Your task: Write out every entry exactly as it appears.

Lines of data:

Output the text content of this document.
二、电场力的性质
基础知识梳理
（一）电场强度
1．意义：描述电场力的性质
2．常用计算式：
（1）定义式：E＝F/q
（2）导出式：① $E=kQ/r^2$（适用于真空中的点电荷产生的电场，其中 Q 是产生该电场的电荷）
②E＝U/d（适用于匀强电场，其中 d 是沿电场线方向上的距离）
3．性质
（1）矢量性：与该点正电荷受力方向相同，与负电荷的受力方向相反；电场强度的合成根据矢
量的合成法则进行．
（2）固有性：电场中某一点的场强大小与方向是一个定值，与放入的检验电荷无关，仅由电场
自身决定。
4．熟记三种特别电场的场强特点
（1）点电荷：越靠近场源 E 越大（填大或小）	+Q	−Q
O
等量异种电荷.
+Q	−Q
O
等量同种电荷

Complete output:
Output the text content of this document.
二、电场力的性质
基础知识梳理
（一）电场强度
1．意义：描述电场力的性质
2．常用计算式：
（1）定义式：E＝F/q
（2）导出式：① $E=kQ/r^2$（适用于真空中的点电荷产生的电场，其中 Q 是产生该电场的电荷）
②E＝U/d（适用于匀强电场，其中 d 是沿电场线方向上的距离）
3．性质
（1）矢量性：与该点正电荷受力方向相同，与负电荷的受力方向相反；电场强度的合成根据矢
量的合成法则进行．
（2）固有性：电场中某一点的场强大小与方向是一个定值，与放入的检验电荷无关，仅由电场
自身决定。
4．熟记三种特别电场的场强特点
（1）点电荷：越靠近场源 E 越大（填大或小）	+Q	−Q
O
等量异种电荷.
+Q	−Q
O
等量同种电荷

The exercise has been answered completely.